#### REQUIRED WORK:
Identify every line containing the word "words" and reproduce each one.

#### SUPPLIED ENTRIES:

********

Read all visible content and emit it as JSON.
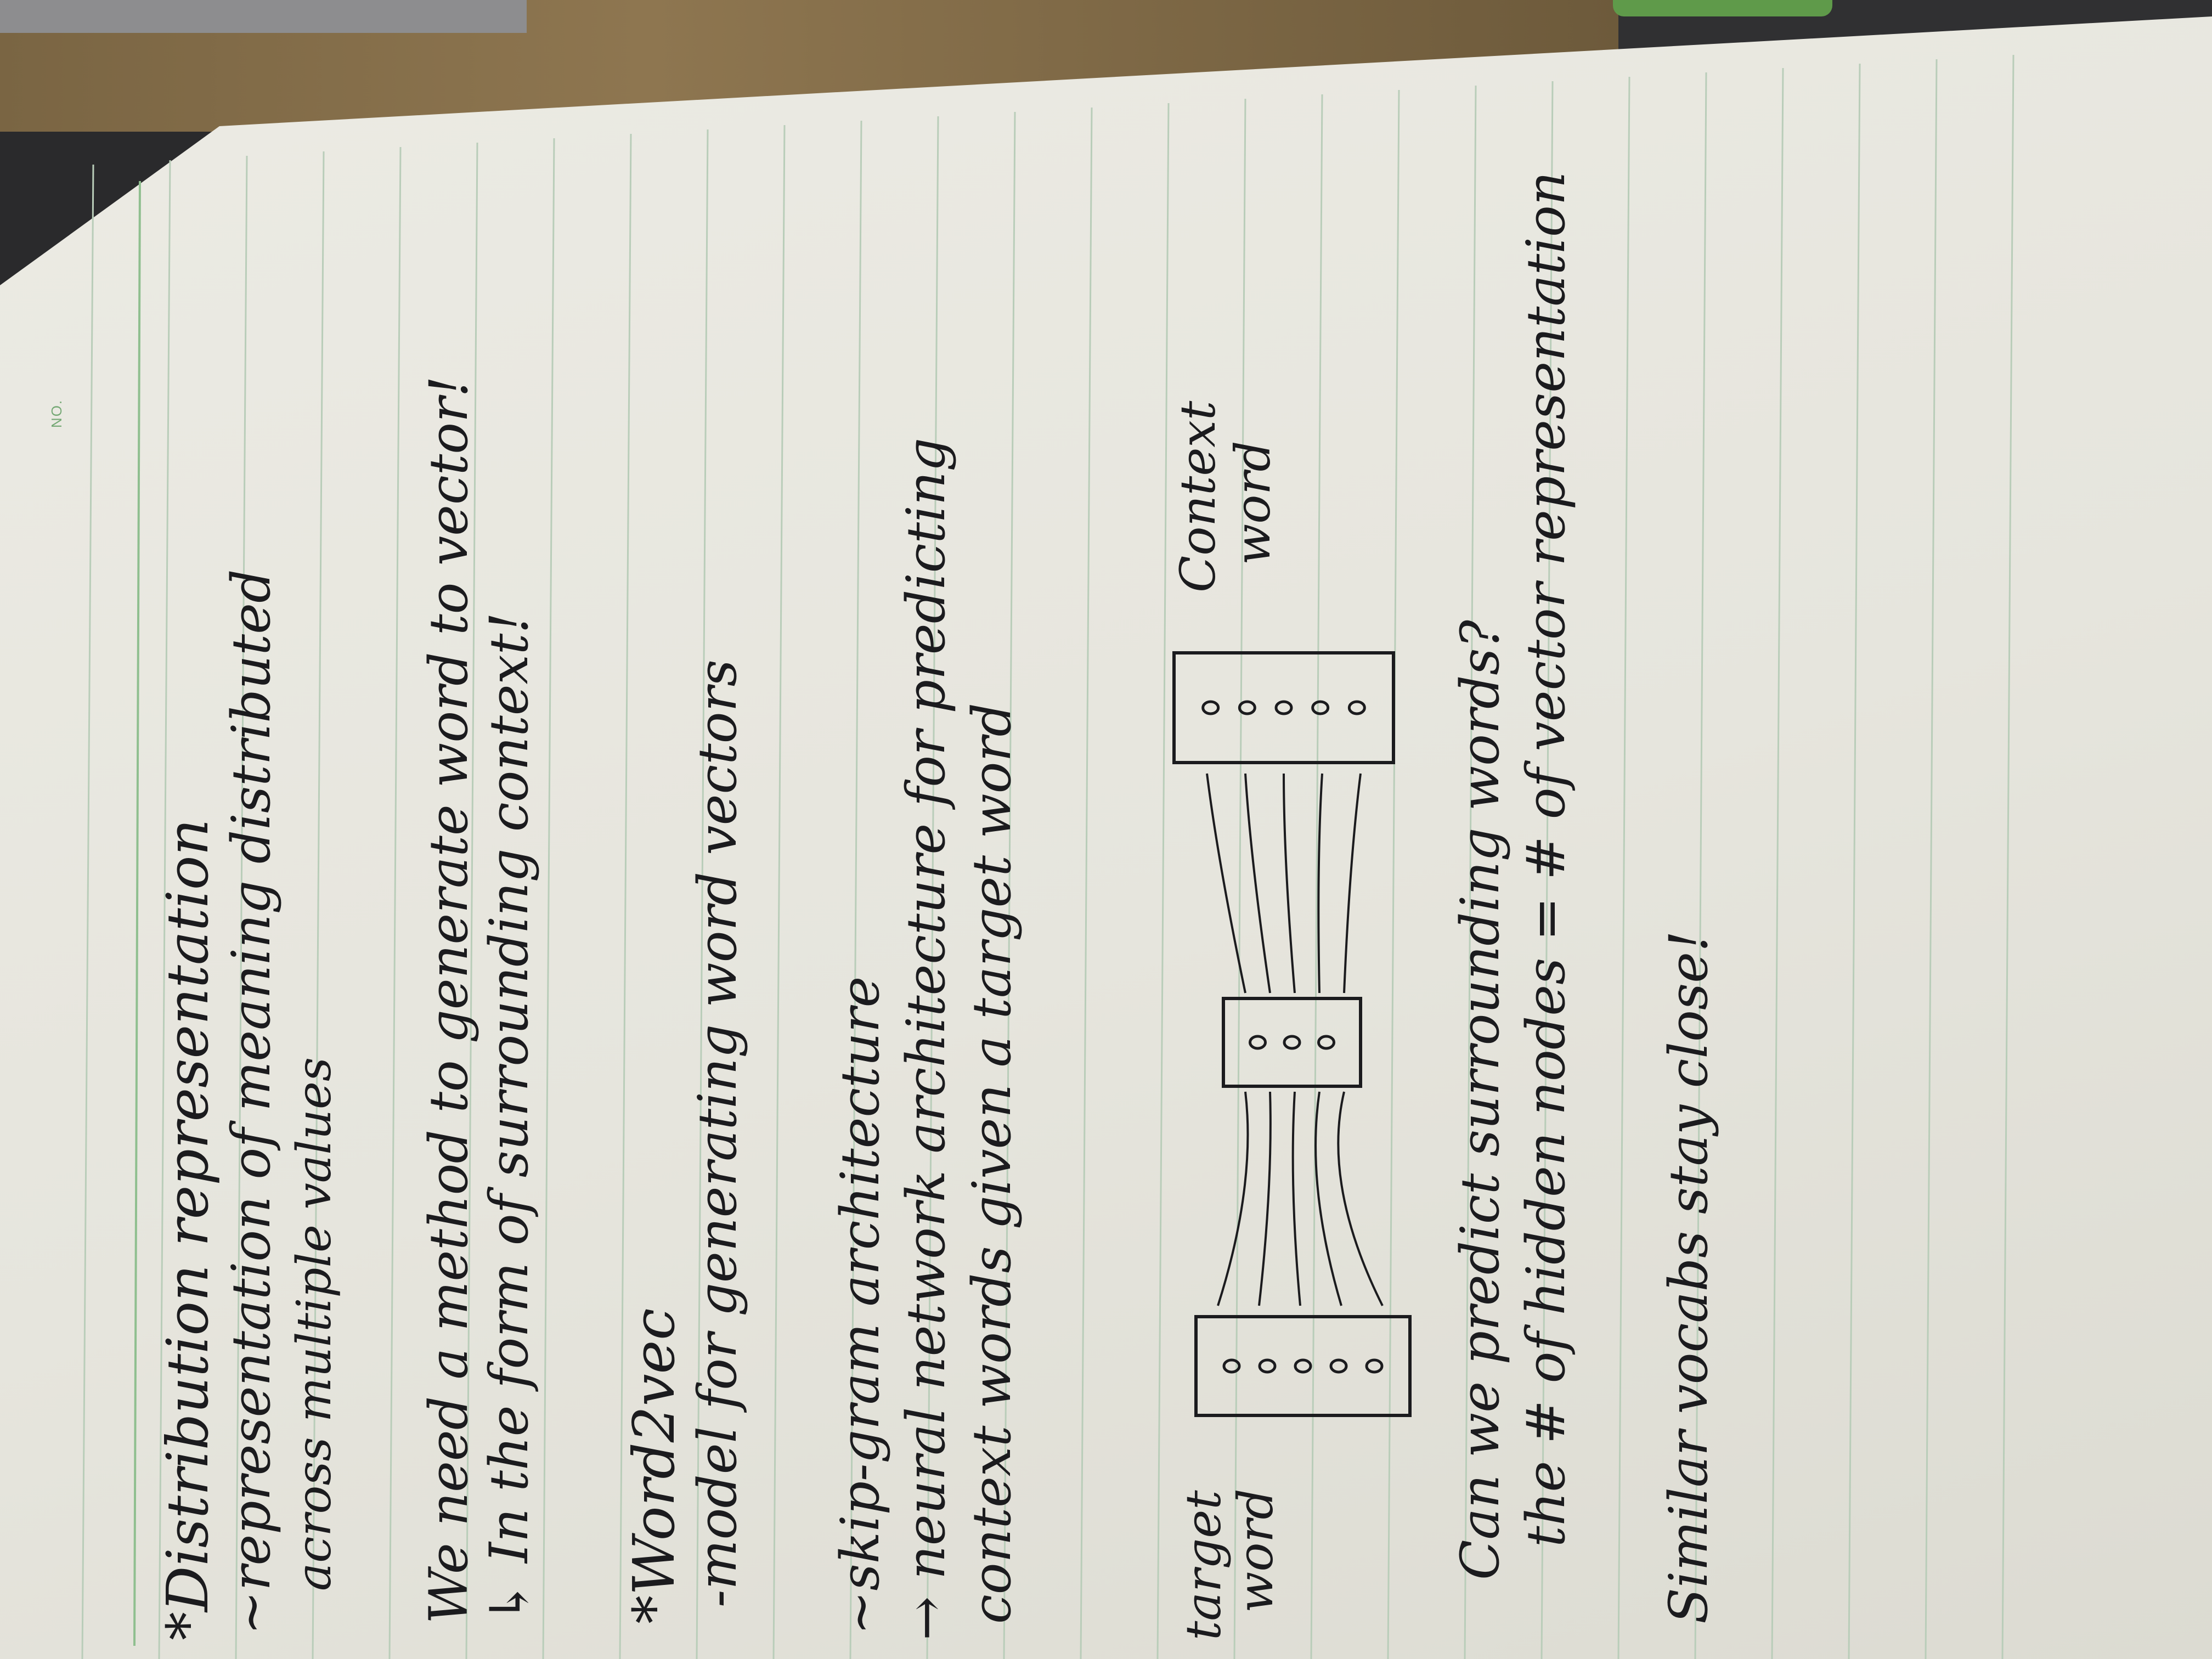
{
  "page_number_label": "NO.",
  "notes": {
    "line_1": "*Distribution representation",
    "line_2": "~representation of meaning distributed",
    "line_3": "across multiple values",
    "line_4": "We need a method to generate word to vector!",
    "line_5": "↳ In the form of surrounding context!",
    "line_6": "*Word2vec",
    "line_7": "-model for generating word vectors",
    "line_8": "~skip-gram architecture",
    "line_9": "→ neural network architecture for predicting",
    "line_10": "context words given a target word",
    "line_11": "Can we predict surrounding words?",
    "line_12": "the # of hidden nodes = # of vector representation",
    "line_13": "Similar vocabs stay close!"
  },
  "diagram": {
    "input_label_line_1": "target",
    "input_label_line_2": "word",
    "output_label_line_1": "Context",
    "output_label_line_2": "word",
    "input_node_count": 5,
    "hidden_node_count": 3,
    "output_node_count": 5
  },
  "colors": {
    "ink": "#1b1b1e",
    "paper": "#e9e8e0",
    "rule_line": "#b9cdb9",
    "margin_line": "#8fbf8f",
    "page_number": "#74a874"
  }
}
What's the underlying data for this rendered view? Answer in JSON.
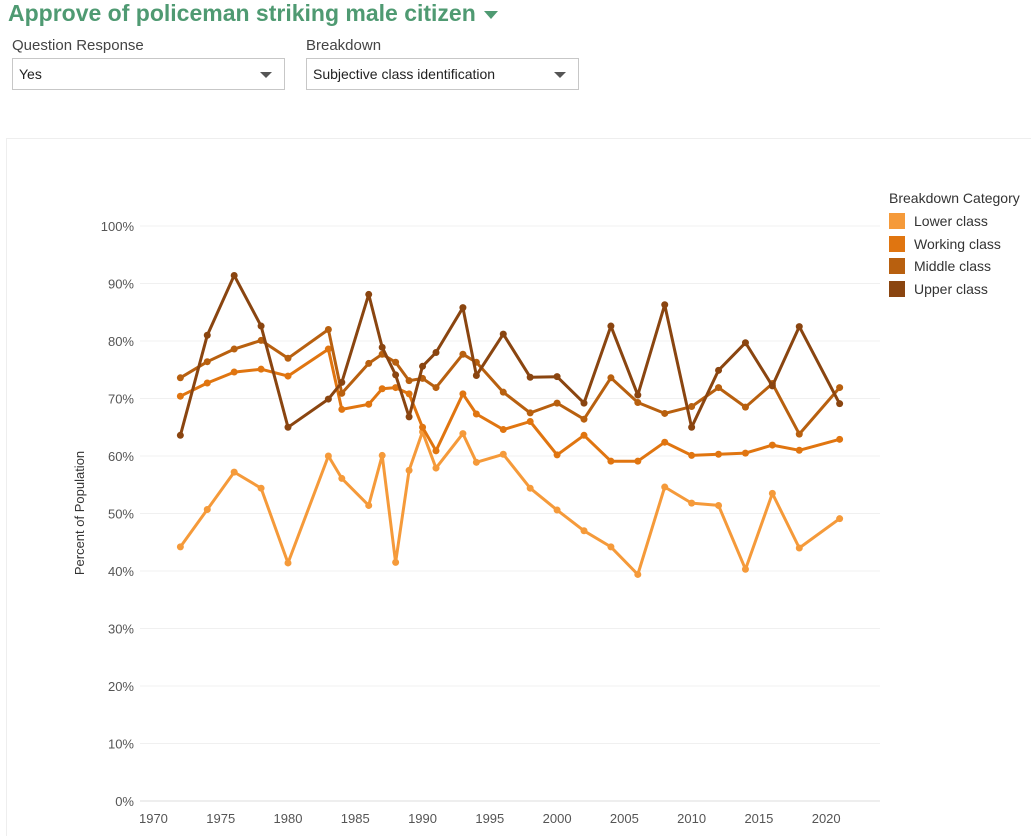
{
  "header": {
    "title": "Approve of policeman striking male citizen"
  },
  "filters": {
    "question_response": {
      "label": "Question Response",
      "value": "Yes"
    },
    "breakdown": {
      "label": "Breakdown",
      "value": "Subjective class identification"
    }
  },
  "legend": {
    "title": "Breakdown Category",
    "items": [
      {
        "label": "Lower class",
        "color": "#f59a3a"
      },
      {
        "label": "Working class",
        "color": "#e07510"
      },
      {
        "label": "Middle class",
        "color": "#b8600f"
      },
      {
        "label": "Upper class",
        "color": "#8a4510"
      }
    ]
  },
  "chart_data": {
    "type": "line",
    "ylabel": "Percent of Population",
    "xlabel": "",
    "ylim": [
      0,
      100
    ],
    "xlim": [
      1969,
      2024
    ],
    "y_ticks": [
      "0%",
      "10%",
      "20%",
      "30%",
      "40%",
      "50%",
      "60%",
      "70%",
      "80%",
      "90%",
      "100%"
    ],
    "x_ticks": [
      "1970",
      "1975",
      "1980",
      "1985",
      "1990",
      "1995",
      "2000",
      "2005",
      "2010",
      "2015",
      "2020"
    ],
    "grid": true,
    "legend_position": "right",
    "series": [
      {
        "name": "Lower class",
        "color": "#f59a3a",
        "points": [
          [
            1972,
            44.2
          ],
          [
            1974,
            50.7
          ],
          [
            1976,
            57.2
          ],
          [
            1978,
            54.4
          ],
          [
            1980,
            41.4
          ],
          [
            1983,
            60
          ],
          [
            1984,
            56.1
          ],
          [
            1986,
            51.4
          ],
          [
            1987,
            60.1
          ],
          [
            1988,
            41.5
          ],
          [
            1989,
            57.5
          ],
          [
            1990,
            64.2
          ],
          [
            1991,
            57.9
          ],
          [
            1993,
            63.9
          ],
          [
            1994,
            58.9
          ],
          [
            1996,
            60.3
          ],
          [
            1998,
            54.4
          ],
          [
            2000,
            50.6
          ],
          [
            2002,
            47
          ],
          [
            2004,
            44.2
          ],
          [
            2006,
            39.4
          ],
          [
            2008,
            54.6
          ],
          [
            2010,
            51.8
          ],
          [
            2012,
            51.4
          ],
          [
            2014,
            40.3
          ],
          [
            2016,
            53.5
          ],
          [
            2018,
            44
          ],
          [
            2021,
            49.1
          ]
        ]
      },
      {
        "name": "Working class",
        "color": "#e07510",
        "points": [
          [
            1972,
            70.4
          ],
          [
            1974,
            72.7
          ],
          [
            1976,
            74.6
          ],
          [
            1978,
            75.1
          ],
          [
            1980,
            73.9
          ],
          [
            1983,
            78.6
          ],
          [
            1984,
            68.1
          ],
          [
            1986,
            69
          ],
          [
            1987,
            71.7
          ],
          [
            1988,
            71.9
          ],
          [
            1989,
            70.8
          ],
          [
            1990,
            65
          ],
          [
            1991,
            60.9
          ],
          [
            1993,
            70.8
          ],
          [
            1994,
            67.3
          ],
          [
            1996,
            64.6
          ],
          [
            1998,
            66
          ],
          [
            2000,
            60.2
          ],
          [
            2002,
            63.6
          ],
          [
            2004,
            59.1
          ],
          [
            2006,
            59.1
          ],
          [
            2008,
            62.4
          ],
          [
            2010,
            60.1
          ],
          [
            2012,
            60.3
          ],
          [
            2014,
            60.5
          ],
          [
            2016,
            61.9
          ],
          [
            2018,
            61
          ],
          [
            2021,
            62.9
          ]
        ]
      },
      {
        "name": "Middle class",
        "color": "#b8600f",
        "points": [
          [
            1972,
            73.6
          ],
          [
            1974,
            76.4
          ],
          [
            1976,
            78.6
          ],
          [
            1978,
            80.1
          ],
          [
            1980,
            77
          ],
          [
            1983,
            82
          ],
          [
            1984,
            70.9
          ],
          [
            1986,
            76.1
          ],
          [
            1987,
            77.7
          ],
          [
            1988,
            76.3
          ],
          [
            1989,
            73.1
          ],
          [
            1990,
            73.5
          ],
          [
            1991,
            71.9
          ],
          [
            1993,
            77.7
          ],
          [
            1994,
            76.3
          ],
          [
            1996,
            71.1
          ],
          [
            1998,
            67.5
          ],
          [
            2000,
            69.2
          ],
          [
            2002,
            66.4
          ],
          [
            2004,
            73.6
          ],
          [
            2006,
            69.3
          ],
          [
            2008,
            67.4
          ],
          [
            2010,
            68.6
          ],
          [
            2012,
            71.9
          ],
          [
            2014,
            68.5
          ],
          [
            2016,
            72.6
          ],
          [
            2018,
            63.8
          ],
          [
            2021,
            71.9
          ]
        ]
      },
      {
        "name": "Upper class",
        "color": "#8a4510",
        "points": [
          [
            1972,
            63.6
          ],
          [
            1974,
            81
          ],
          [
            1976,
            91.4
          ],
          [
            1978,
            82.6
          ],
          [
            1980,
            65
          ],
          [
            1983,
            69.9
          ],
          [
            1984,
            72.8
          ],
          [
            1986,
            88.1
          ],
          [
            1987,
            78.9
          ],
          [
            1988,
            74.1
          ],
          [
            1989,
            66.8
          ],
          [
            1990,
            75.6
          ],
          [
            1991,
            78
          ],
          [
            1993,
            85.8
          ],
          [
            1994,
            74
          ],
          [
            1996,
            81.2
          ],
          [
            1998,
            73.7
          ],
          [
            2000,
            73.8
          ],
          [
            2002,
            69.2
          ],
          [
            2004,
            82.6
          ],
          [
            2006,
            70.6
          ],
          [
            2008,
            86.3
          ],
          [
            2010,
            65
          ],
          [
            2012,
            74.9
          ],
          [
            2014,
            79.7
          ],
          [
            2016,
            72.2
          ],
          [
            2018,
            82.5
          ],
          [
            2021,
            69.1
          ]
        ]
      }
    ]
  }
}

********

#### RESPONSE:
    "line_10": "context words given a target word",
    "line_11": "Can we predict surrounding words?",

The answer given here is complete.